EXERCISE TASK
Pick out the lines below with "JSON" and list them.

EXTRACTED DATA
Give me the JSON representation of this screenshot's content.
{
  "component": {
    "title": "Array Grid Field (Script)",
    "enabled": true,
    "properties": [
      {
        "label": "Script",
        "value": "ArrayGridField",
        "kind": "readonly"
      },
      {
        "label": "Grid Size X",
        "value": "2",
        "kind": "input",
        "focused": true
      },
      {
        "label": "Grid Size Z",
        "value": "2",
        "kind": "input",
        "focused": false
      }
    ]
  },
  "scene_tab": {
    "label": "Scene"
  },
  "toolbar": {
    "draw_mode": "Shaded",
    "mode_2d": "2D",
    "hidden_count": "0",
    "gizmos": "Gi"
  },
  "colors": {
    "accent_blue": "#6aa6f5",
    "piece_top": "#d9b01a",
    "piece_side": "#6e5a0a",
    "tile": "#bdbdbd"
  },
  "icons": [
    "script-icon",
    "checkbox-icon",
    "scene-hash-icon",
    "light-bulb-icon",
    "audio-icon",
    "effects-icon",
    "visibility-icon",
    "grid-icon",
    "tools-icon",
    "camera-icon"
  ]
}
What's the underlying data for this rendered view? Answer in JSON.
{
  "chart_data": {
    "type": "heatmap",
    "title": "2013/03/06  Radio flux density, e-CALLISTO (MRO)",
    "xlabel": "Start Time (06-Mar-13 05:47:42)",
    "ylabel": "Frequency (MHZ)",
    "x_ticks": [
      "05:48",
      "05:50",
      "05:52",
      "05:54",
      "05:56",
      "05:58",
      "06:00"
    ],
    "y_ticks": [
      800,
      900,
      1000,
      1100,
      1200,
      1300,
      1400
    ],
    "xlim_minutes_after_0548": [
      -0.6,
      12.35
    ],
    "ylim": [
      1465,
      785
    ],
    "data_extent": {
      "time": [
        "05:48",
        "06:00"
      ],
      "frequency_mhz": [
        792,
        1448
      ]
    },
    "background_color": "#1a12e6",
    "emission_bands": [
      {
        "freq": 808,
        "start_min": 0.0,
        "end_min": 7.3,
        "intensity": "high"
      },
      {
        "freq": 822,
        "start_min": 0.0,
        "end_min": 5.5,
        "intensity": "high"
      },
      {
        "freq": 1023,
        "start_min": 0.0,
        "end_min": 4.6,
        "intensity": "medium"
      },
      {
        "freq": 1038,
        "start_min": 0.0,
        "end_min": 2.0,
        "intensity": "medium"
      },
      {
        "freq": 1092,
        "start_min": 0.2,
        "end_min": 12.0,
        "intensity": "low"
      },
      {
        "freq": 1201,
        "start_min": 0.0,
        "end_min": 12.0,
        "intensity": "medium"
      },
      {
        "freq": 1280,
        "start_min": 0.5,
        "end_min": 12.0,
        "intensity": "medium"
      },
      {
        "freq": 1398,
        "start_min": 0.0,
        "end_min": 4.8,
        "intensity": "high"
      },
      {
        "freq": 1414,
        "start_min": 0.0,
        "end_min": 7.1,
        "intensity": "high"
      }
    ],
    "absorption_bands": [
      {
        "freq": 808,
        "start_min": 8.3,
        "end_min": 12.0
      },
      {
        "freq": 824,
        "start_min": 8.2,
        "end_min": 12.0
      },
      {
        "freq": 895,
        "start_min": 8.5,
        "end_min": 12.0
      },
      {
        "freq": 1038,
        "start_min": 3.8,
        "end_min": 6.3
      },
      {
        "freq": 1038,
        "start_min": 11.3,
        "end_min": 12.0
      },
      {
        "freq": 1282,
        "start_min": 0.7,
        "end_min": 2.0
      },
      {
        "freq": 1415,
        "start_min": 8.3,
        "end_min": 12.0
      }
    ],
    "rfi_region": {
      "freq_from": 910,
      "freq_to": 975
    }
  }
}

EXERCISE RESPONSE
Give me the JSON representation of this screenshot's content.
What's the underlying data for this rendered view? Answer in JSON.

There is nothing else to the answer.